- _Work request_: Can you continue the piece below on the Paris climate promise, starting after its final paragraph about a $2 billion US payment to the Green Climate Fund?

- _Document text_:

No time to spare for the Paris Climate promise

In the five years since the world came together to conclude the Paris climate agreement, the disastrous effects of global warming have become increasingly evident. Having squandered past opportunities, we now must start making up for lost time.

climate action now sign
A sign saying ‘Climate Action Now’ at a Fridays for Future march. Image: Jasmin Sessler , CC0 1.0

Covid-19 turned the world upside down in 2020. But it has also shown us that when there is a political consensus for action, human ingenuity and innovation can be deployed at the scale and speed needed to meet global challenges.

With unprecedented speed, we have developed, tested, and begun to deploy multiple effective vaccines for Covid-19. Now we must bring the same resolve to bear on fighting the other great existential threat to humanity: climate change.

As United Nations Secretary-General António Guterres put it last month, “our future security and prosperity depend on bold climate action.”

And yet, even at the most recent Climate Ambition Summit on December 12, many leaders’ commitments still fell far short of what is needed to meet this collective challenge.

The blunt truth is that we have wasted too much time in the five years since Paris. The policies we need to cut emissions have been fitful, inconsistent, and uncoordinated. 

To be sure, the European Union, the United Kingdom, and even some of the smaller countries that are most vulnerable to climate change have significantly strengthened their 2030 emissions-reduction targets.

But the United States, Japan, China, and other major greenhouse-gas emitters still need to follow suit, preferably well ahead of the UN Climate Conference (COP26) in Glasgow this coming November. Given the crisis we face, there are no more excuses for delay or prevarication.

Five years ago, after long and painstaking negotiations, the world came together to conclude the Paris climate agreement. This was one of the greatest triumphs of multilateral diplomacy in recent years, but it must not be taken for granted. Without an even greater commitment to action, the legacy of Paris risks being squandered altogether.

The events of the intervening half-decade have created a geopolitical landscape that would be unrecognisable to those who gathered in Paris. Back then, words like “coronavirus” or “Brexit” would have elicited little more than a puzzled shrug; now they command the fevered attention of policymakers and heads of state and government around the world.

But we cannot allow these developments to obscure the continuing and increasingly acute need for climate action, especially climate finance.

Over a decade ago, the world’s richest countries pledged to mobilise $100 billion per year by 2020 to assist poorer countries with climate adaptation and mitigation efforts. That deadline has now passed, and these countries have yet to fulfill their promise.

Still, there is hope. I am delighted that US President-elect Joe Biden has reaffirmed his commitment to rejoin the Paris agreement immediately upon taking office. American leadership is sorely needed after the four wasted years of unnecessary destruction under Donald Trump.

A $2 billion payment to the Green Climate Fund by the US to help meet its part of the $100 billion commitment would be a concrete complement to rejoining the Paris accord. This money was already pledged during Barack Obama’s presidency, so there is no excuse to keep it sitting in the US Treasury’s coffers.

- _Supplied material_:
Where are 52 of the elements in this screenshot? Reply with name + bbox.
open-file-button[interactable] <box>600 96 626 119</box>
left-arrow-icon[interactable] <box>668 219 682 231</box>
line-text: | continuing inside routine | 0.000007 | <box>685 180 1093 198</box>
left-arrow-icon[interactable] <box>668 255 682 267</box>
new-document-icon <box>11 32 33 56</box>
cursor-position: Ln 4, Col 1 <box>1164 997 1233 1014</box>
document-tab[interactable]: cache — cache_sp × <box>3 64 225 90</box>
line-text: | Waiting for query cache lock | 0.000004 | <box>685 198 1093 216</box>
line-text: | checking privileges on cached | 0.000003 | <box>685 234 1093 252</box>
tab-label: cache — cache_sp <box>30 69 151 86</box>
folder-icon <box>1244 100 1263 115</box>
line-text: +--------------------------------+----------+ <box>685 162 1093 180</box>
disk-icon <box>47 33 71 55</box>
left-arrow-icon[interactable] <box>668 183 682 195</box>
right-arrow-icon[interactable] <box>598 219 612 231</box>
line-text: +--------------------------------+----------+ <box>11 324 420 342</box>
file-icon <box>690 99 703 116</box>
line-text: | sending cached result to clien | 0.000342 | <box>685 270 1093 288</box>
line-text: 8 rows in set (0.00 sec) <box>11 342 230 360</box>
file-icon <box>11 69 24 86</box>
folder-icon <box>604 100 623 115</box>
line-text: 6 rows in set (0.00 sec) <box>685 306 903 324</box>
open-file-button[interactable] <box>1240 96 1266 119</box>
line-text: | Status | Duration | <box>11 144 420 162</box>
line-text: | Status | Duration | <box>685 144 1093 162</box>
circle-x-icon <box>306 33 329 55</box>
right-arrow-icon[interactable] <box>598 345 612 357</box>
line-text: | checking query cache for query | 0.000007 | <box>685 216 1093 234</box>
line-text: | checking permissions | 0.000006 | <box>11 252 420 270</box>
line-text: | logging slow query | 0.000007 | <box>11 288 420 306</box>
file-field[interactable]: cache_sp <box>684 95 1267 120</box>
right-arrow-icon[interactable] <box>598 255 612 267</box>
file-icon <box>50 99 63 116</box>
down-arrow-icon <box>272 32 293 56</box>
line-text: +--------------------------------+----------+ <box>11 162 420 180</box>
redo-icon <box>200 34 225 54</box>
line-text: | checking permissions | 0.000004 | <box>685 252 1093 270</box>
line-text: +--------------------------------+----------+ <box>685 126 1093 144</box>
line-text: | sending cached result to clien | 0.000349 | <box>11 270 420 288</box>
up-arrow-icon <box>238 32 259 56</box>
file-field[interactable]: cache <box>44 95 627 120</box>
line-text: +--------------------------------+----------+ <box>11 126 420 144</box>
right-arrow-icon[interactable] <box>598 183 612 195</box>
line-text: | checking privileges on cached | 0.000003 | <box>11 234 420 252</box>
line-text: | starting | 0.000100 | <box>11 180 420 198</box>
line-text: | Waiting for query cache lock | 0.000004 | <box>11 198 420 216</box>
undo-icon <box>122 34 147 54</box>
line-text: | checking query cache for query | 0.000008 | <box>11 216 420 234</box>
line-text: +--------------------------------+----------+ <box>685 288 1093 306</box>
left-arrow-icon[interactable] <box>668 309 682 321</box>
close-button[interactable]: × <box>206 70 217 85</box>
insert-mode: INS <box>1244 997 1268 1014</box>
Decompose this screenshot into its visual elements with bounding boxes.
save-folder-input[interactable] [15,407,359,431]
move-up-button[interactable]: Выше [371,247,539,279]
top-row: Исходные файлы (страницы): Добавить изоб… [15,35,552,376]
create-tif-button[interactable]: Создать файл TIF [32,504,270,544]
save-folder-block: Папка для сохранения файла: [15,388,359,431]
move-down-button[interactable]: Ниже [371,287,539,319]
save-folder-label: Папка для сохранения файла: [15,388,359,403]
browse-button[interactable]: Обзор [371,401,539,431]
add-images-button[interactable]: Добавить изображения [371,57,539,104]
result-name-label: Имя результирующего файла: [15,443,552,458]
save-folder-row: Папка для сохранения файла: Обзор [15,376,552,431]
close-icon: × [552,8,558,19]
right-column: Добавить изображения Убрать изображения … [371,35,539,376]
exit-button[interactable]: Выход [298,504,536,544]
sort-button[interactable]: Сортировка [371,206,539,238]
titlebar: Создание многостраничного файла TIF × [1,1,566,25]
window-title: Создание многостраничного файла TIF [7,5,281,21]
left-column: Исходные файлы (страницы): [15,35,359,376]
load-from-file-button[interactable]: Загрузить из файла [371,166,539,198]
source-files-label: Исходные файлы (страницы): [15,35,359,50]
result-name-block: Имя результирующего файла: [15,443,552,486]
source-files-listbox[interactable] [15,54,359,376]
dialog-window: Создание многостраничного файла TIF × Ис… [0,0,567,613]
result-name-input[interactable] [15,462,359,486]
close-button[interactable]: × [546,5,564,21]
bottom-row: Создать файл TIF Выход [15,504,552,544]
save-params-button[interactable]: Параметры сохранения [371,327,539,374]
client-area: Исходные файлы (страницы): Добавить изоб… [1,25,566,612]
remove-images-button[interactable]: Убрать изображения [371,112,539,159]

- _Result below_:
By the same token, other rich countries must not use the renewed focus on the US as an alibi for backpedaling on their own commitments. German Chancellor Angela Merkel’s recent announcement that she will initiate a new international process on climate finance next year is a welcome declaration of intent. But past experience shows that we cannot count on lofty rhetoric.

Moreover, all countries in 2021 must give clear proof that they are reviewing and seeking to heighten the ambitions of their nationally determined contributions, the voluntary instrument through which signatories will uphold their commitments under the Paris agreement.

Solidarity and justice lie at the heart of both the Paris accord and the UN’s Sustainable Development Goals, which were also adopted in 2015. These principles, and the responsibilities they entail, are more important than ever as we chart a sustainable recovery from the shock of Covid-19.

The blunt truth is that we have wasted too much time in the five years since Paris. The policies we need to cut emissions – including an end to fossil-fuel subsidies, a meaningful carbon price, and investment in renewable energies – have been fitful, inconsistent, and uncoordinated. But the climate crisis, like Covid-19, observes no borders and is indifferent to national sovereignty.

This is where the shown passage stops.